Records

---+---

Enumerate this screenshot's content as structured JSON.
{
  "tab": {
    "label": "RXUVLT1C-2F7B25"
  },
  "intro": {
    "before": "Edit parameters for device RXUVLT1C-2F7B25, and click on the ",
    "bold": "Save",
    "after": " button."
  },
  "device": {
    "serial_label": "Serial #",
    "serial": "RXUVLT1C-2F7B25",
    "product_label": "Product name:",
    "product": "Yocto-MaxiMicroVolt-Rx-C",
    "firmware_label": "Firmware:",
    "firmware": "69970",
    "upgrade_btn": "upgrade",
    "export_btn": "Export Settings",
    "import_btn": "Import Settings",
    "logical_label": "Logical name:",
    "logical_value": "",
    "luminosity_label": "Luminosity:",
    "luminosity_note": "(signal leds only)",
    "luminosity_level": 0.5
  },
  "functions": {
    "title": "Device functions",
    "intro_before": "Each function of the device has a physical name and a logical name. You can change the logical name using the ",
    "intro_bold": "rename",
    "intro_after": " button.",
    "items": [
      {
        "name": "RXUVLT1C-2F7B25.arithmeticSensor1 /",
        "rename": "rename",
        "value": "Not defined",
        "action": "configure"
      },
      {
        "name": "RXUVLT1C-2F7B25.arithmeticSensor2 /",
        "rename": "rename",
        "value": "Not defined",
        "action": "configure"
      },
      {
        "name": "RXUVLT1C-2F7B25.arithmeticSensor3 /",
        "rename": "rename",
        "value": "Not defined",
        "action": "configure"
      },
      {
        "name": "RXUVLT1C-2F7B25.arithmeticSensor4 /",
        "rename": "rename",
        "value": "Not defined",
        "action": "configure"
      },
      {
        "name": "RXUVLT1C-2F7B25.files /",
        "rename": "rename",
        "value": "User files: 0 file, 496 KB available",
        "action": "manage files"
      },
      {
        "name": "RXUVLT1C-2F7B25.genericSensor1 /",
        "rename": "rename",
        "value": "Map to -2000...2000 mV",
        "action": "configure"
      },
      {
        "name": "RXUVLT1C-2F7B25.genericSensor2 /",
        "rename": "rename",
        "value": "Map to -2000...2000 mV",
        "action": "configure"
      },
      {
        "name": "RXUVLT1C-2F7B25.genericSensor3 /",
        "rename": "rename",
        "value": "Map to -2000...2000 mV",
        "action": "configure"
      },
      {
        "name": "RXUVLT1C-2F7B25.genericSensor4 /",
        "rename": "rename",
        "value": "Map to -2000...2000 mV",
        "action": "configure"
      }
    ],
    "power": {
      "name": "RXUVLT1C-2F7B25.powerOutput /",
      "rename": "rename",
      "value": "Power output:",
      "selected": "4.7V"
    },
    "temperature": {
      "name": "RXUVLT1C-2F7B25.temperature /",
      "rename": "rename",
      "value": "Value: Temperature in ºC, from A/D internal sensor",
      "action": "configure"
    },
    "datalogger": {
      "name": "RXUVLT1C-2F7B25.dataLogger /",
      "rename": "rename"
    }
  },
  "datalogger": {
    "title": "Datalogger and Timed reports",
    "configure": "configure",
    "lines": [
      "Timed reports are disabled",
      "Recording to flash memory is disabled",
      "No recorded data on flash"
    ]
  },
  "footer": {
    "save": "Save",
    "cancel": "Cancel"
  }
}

---+---

◆ EXERCISE REQUIREMENTS ◆
The entries above must be returned in full, exactly as shown.

◆ SOLUTION FOR THIS EXERCISE ◆
Enumerate this screenshot's content as structured JSON.
{
  "tab": {
    "label": "RXUVLT1C-2F7B25"
  },
  "intro": {
    "before": "Edit parameters for device RXUVLT1C-2F7B25, and click on the ",
    "bold": "Save",
    "after": " button."
  },
  "device": {
    "serial_label": "Serial #",
    "serial": "RXUVLT1C-2F7B25",
    "product_label": "Product name:",
    "product": "Yocto-MaxiMicroVolt-Rx-C",
    "firmware_label": "Firmware:",
    "firmware": "69970",
    "upgrade_btn": "upgrade",
    "export_btn": "Export Settings",
    "import_btn": "Import Settings",
    "logical_label": "Logical name:",
    "logical_value": "",
    "luminosity_label": "Luminosity:",
    "luminosity_note": "(signal leds only)",
    "luminosity_level": 0.5
  },
  "functions": {
    "title": "Device functions",
    "intro_before": "Each function of the device has a physical name and a logical name. You can change the logical name using the ",
    "intro_bold": "rename",
    "intro_after": " button.",
    "items": [
      {
        "name": "RXUVLT1C-2F7B25.arithmeticSensor1 /",
        "rename": "rename",
        "value": "Not defined",
        "action": "configure"
      },
      {
        "name": "RXUVLT1C-2F7B25.arithmeticSensor2 /",
        "rename": "rename",
        "value": "Not defined",
        "action": "configure"
      },
      {
        "name": "RXUVLT1C-2F7B25.arithmeticSensor3 /",
        "rename": "rename",
        "value": "Not defined",
        "action": "configure"
      },
      {
        "name": "RXUVLT1C-2F7B25.arithmeticSensor4 /",
        "rename": "rename",
        "value": "Not defined",
        "action": "configure"
      },
      {
        "name": "RXUVLT1C-2F7B25.files /",
        "rename": "rename",
        "value": "User files: 0 file, 496 KB available",
        "action": "manage files"
      },
      {
        "name": "RXUVLT1C-2F7B25.genericSensor1 /",
        "rename": "rename",
        "value": "Map to -2000...2000 mV",
        "action": "configure"
      },
      {
        "name": "RXUVLT1C-2F7B25.genericSensor2 /",
        "rename": "rename",
        "value": "Map to -2000...2000 mV",
        "action": "configure"
      },
      {
        "name": "RXUVLT1C-2F7B25.genericSensor3 /",
        "rename": "rename",
        "value": "Map to -2000...2000 mV",
        "action": "configure"
      },
      {
        "name": "RXUVLT1C-2F7B25.genericSensor4 /",
        "rename": "rename",
        "value": "Map to -2000...2000 mV",
        "action": "configure"
      }
    ],
    "power": {
      "name": "RXUVLT1C-2F7B25.powerOutput /",
      "rename": "rename",
      "value": "Power output:",
      "selected": "4.7V"
    },
    "temperature": {
      "name": "RXUVLT1C-2F7B25.temperature /",
      "rename": "rename",
      "value": "Value: Temperature in ºC, from A/D internal sensor",
      "action": "configure"
    },
    "datalogger": {
      "name": "RXUVLT1C-2F7B25.dataLogger /",
      "rename": "rename"
    }
  },
  "datalogger": {
    "title": "Datalogger and Timed reports",
    "configure": "configure",
    "lines": [
      "Timed reports are disabled",
      "Recording to flash memory is disabled",
      "No recorded data on flash"
    ]
  },
  "footer": {
    "save": "Save",
    "cancel": "Cancel"
  }
}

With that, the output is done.